_EXERCISE:_ Collect each line of the entries that holds the string "grid".

** Start **

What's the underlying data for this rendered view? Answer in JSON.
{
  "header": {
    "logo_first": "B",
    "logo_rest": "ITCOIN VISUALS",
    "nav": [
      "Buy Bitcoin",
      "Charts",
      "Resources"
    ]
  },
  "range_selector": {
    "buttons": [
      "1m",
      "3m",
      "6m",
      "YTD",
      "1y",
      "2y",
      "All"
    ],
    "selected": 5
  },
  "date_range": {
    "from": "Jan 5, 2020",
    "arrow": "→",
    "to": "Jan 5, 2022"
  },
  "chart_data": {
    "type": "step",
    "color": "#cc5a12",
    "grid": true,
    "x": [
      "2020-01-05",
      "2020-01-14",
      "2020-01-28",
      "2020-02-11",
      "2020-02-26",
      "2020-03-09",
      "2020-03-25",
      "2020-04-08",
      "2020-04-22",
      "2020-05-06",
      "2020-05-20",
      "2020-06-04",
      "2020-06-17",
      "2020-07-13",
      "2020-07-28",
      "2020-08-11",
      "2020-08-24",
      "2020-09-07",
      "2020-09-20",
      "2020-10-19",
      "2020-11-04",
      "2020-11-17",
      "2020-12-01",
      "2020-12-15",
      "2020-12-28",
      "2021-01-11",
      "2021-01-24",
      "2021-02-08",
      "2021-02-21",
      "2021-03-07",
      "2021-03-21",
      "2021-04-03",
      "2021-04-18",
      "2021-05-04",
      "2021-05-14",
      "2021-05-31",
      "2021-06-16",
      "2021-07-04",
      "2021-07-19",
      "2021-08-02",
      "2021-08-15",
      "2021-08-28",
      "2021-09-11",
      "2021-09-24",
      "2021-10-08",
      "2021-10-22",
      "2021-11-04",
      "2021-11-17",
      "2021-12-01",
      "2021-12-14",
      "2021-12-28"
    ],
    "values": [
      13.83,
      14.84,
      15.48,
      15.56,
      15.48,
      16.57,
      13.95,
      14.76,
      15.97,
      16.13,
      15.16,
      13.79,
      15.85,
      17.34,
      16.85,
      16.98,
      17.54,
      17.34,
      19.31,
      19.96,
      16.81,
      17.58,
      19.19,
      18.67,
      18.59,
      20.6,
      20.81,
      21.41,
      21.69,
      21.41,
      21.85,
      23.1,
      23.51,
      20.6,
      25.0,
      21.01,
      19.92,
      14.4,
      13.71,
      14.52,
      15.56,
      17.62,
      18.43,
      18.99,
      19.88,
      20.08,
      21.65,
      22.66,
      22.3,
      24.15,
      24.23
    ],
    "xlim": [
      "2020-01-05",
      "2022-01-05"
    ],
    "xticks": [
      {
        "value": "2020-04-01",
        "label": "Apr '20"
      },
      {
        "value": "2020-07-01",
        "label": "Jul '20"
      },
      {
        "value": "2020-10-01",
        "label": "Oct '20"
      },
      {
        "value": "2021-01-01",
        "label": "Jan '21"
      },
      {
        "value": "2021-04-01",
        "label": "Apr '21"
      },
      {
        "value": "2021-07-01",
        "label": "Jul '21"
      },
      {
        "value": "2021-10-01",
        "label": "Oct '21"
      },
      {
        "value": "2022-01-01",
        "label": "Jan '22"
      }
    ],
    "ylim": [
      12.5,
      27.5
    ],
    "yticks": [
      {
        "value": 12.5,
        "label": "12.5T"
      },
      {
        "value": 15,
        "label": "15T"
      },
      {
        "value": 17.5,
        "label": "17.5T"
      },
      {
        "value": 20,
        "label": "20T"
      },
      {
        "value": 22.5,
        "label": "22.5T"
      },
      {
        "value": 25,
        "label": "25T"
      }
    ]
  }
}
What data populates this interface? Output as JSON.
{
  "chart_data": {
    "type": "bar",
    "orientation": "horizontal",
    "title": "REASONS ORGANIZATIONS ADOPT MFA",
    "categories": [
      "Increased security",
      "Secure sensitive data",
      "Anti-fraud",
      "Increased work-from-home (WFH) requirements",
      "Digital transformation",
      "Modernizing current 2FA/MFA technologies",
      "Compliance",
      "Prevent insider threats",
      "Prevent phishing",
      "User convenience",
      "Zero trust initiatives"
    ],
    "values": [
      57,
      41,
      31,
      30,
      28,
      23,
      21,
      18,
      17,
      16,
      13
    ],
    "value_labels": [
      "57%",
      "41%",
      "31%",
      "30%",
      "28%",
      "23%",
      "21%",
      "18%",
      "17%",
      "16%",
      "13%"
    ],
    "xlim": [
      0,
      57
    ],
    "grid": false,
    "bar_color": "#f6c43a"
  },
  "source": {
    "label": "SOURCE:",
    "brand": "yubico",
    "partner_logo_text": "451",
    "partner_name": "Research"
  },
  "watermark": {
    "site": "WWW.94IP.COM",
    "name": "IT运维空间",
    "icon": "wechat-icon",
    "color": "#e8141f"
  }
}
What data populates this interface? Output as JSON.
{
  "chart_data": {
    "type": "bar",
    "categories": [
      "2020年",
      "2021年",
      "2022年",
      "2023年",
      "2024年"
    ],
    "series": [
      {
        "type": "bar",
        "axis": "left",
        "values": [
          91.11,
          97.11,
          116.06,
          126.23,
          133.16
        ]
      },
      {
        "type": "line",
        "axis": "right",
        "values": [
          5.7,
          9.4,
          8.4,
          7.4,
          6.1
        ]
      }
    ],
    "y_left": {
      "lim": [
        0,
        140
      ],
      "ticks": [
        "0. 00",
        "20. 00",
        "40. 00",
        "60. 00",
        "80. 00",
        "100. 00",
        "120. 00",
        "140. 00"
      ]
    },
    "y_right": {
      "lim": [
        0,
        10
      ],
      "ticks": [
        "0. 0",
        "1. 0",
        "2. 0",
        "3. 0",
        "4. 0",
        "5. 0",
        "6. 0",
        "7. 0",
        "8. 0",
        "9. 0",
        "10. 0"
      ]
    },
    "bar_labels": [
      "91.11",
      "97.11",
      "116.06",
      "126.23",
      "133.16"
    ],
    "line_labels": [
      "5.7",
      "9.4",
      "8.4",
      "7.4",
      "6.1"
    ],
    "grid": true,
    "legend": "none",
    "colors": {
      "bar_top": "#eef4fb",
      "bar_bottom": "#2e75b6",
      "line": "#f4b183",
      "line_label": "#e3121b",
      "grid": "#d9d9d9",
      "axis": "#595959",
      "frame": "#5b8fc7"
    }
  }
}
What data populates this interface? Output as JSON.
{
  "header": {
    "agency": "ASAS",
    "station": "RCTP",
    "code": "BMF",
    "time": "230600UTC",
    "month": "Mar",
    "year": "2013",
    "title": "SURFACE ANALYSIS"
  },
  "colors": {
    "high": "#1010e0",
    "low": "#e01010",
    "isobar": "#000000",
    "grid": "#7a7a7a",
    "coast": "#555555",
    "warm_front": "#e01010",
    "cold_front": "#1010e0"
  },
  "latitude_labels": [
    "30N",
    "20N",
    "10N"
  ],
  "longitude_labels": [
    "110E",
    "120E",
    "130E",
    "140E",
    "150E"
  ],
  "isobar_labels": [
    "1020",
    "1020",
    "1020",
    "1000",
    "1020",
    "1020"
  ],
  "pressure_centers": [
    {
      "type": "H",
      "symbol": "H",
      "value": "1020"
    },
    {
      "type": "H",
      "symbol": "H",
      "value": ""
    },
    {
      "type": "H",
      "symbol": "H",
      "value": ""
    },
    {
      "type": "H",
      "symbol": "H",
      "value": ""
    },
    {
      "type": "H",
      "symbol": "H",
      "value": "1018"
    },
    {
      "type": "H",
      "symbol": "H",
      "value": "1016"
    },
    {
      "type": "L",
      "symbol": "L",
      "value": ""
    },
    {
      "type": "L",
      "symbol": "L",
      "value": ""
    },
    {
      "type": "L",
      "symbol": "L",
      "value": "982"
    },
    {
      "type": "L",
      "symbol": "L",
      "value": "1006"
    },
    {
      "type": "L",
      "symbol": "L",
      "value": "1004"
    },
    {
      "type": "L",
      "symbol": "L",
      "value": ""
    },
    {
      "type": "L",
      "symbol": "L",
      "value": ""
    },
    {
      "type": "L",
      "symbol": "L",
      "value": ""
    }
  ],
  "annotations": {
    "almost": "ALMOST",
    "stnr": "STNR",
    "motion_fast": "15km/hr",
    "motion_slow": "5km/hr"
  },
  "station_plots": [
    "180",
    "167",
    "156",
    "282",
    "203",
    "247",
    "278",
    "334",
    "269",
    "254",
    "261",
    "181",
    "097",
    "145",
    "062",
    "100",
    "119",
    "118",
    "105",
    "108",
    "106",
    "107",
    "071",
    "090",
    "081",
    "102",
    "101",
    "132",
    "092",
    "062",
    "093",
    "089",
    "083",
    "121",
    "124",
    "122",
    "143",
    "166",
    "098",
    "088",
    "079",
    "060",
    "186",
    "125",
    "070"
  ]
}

** End **

_THE SOLUTION:_
    "grid": true,
    "grid": false,
    "grid": true,
      "grid": "#d9d9d9",
    "grid": "#7a7a7a",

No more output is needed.